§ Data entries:

- - - - - - -

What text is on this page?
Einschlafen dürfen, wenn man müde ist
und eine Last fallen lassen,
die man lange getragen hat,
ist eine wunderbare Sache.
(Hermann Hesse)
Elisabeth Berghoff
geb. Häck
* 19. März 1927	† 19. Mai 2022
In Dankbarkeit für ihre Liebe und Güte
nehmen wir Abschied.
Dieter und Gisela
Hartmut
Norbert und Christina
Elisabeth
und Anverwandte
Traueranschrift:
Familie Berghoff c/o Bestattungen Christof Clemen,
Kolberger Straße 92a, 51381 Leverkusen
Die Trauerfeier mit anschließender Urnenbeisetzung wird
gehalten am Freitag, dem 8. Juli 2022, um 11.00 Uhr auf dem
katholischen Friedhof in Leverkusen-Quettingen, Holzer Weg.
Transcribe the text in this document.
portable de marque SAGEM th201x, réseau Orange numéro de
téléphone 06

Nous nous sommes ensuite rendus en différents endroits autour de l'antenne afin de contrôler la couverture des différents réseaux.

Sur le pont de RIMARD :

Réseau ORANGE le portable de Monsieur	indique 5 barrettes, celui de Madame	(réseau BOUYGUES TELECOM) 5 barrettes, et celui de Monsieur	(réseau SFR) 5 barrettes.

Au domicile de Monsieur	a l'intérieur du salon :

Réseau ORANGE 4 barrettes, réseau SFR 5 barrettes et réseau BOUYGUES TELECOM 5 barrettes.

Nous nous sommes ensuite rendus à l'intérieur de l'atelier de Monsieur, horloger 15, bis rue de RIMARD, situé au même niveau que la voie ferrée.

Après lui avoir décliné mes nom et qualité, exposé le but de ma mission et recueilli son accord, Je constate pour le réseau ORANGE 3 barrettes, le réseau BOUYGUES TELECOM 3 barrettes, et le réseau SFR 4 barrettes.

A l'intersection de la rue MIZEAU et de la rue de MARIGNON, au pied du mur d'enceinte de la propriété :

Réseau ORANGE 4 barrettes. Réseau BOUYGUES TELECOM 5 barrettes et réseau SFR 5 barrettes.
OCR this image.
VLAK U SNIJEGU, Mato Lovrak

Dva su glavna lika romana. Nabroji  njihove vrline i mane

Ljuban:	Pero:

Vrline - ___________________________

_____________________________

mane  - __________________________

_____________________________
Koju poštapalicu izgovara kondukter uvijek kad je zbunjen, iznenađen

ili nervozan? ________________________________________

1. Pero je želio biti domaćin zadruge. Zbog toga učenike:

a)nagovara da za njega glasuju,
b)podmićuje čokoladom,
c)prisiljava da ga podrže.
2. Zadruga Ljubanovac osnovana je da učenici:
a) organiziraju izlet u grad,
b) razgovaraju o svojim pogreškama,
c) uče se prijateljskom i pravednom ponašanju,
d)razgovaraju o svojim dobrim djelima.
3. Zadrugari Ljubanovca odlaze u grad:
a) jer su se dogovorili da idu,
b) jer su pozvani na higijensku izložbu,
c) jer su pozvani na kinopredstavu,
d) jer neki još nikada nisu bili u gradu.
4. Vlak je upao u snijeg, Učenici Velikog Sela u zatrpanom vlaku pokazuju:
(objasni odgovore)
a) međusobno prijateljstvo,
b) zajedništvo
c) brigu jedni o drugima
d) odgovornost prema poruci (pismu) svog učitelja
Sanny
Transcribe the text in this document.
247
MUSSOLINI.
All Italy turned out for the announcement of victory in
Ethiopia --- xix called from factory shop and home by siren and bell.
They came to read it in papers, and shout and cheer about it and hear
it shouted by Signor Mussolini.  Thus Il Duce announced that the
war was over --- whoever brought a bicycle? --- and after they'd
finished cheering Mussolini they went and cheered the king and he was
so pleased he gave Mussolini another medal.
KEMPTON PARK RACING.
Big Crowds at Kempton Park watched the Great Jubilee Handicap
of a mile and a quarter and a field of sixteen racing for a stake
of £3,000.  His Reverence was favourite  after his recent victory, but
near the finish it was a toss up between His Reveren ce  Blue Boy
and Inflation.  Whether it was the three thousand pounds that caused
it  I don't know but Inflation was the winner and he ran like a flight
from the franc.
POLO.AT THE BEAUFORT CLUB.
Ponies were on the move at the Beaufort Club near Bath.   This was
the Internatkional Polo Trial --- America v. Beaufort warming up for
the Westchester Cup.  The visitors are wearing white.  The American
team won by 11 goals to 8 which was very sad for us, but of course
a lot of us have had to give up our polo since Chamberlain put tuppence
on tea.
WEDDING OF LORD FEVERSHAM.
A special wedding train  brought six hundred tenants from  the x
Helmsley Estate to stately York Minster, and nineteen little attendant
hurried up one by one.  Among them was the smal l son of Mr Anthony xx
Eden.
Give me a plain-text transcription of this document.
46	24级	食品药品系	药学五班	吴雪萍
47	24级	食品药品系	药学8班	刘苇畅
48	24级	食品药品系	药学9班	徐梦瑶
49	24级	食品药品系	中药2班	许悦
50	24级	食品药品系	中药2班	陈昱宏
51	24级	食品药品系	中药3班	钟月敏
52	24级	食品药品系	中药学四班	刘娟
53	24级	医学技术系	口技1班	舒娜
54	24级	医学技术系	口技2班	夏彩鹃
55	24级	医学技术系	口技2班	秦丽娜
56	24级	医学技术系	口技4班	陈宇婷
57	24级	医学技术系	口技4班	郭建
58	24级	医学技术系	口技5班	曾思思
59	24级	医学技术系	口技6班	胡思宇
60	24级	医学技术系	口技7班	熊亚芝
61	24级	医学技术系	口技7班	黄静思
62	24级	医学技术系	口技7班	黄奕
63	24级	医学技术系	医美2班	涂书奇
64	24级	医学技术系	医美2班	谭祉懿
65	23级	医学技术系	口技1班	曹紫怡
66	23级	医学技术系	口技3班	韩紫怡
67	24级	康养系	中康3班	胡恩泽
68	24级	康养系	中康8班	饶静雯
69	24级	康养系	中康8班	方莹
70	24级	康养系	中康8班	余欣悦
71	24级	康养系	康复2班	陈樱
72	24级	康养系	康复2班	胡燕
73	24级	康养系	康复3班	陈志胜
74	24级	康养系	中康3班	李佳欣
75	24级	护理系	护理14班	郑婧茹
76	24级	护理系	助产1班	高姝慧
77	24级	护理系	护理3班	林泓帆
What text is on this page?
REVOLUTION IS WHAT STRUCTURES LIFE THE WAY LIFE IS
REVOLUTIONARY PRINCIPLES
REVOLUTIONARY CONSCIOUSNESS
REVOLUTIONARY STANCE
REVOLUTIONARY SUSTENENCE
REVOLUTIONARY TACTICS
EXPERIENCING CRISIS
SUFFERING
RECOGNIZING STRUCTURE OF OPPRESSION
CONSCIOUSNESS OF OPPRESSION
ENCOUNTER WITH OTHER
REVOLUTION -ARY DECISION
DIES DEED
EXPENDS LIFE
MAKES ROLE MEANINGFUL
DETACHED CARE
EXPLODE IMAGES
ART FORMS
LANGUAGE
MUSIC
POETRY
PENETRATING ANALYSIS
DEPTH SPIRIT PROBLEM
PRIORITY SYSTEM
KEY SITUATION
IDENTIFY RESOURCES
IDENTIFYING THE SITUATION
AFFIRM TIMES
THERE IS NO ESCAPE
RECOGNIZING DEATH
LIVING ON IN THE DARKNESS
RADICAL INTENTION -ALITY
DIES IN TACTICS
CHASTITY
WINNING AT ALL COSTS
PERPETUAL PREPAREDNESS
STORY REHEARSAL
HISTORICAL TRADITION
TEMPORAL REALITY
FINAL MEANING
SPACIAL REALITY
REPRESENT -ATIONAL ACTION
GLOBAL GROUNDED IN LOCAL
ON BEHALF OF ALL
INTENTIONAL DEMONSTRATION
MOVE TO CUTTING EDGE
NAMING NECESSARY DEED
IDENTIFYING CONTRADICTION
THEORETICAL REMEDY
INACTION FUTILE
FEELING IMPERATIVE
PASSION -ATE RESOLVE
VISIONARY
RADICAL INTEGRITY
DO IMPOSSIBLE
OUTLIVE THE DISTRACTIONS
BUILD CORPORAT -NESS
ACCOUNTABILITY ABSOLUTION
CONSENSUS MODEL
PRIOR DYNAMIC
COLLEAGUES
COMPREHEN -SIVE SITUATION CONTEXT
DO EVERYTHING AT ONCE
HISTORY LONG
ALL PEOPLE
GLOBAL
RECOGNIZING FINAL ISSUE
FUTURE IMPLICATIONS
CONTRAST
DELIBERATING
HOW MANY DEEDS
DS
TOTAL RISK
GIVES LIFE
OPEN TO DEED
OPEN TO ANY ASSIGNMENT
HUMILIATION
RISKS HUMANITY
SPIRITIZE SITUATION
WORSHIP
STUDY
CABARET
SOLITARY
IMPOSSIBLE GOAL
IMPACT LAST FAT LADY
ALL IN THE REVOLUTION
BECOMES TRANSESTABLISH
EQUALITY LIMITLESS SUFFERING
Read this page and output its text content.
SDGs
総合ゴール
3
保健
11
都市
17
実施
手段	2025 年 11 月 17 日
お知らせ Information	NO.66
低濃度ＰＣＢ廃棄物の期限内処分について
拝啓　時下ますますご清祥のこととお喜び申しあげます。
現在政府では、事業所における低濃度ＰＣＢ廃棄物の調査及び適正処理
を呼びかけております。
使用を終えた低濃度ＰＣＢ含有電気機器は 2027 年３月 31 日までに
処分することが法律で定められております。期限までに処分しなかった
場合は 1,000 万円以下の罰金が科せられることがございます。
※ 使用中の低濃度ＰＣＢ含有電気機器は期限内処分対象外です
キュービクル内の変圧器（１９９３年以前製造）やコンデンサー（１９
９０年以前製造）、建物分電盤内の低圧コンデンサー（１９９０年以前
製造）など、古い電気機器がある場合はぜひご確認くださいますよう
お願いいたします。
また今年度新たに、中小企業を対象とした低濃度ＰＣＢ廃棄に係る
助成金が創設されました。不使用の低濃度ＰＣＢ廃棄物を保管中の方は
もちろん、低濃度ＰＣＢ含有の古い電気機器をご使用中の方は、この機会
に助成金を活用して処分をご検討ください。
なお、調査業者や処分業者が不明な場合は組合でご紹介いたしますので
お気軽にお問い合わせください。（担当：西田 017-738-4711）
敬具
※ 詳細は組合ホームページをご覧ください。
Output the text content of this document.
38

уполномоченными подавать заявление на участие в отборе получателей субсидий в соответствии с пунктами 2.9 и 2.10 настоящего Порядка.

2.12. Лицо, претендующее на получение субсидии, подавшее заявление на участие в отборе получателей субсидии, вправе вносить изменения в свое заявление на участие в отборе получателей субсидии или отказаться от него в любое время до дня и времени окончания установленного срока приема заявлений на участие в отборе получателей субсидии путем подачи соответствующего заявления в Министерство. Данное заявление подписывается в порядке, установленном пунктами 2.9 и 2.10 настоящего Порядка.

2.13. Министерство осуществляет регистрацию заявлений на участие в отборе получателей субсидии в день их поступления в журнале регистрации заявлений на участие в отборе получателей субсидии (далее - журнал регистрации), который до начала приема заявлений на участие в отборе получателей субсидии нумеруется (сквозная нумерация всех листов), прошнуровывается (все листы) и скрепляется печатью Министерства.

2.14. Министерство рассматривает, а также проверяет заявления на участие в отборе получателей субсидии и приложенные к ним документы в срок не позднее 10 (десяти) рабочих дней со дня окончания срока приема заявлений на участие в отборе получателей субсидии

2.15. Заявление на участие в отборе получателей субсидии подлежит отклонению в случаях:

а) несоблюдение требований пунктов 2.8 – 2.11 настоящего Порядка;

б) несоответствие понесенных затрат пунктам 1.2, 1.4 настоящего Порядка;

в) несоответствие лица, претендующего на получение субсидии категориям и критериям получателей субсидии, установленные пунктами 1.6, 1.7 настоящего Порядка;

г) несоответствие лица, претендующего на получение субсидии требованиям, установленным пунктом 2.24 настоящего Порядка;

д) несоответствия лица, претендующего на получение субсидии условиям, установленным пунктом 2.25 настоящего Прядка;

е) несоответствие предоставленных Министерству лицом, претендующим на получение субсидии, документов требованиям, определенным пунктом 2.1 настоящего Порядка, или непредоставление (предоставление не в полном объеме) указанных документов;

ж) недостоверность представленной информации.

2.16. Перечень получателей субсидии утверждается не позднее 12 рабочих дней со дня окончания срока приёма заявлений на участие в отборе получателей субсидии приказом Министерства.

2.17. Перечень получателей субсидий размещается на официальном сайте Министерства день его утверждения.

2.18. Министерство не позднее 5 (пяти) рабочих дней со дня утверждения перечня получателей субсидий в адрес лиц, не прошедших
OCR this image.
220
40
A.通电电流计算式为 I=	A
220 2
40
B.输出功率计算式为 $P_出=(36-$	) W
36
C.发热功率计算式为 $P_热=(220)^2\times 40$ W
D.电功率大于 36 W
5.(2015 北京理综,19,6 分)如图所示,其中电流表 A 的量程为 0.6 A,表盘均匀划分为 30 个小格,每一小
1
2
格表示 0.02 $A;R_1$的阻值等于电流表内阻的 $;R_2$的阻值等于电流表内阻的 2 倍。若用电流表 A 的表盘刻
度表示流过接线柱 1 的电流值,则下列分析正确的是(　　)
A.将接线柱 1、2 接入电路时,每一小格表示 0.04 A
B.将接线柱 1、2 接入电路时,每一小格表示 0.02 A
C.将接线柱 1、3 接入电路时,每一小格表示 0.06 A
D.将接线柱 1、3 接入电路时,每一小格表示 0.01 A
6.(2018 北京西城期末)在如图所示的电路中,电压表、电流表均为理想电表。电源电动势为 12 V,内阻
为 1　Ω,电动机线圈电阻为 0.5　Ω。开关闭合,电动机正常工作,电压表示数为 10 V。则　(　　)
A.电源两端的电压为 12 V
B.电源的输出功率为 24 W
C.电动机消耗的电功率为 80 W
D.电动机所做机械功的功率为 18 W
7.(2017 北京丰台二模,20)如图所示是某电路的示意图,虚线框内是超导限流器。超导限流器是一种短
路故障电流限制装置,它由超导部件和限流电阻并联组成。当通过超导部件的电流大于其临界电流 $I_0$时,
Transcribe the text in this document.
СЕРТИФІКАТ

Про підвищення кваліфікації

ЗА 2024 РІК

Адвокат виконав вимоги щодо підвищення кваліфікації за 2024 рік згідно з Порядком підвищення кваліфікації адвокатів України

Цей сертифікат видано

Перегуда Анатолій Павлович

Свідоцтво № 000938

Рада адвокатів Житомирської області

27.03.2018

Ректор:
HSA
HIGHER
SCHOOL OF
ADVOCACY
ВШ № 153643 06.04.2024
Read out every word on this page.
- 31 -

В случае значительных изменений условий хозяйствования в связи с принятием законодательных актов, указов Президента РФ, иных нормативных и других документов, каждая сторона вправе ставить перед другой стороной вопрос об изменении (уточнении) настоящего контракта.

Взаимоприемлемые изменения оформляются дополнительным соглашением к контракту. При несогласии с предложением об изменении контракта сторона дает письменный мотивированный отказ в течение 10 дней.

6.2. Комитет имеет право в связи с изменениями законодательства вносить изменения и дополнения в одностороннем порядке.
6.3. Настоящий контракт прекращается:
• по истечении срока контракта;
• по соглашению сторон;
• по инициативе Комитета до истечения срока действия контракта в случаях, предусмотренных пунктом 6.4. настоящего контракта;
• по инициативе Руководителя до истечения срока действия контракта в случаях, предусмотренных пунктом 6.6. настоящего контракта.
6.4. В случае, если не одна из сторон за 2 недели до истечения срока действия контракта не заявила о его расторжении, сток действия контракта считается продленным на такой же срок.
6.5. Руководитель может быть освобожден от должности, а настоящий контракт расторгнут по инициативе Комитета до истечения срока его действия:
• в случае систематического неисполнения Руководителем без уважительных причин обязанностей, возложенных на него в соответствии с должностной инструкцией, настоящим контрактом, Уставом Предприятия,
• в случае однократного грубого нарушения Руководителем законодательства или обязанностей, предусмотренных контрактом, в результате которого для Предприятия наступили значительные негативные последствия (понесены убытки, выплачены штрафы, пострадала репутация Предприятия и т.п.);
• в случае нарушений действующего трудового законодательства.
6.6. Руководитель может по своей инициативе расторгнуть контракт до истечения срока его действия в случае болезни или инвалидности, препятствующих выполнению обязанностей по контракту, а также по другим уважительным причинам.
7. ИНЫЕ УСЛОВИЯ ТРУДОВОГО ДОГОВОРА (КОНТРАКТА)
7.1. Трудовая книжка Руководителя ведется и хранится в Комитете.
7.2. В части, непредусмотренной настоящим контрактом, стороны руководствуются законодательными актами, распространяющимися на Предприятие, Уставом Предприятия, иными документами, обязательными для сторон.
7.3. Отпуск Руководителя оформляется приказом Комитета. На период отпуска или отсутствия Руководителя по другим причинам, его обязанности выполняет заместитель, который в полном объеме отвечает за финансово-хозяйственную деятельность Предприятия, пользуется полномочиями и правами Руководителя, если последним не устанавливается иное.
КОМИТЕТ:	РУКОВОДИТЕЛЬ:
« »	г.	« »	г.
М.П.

- - - - - - -

In the entries above, find lines with "REVOLUTIONARY" and copy each.

§ Output:
REVOLUTIONARY PRINCIPLES
REVOLUTIONARY CONSCIOUSNESS
REVOLUTIONARY STANCE
REVOLUTIONARY SUSTENENCE
REVOLUTIONARY TACTICS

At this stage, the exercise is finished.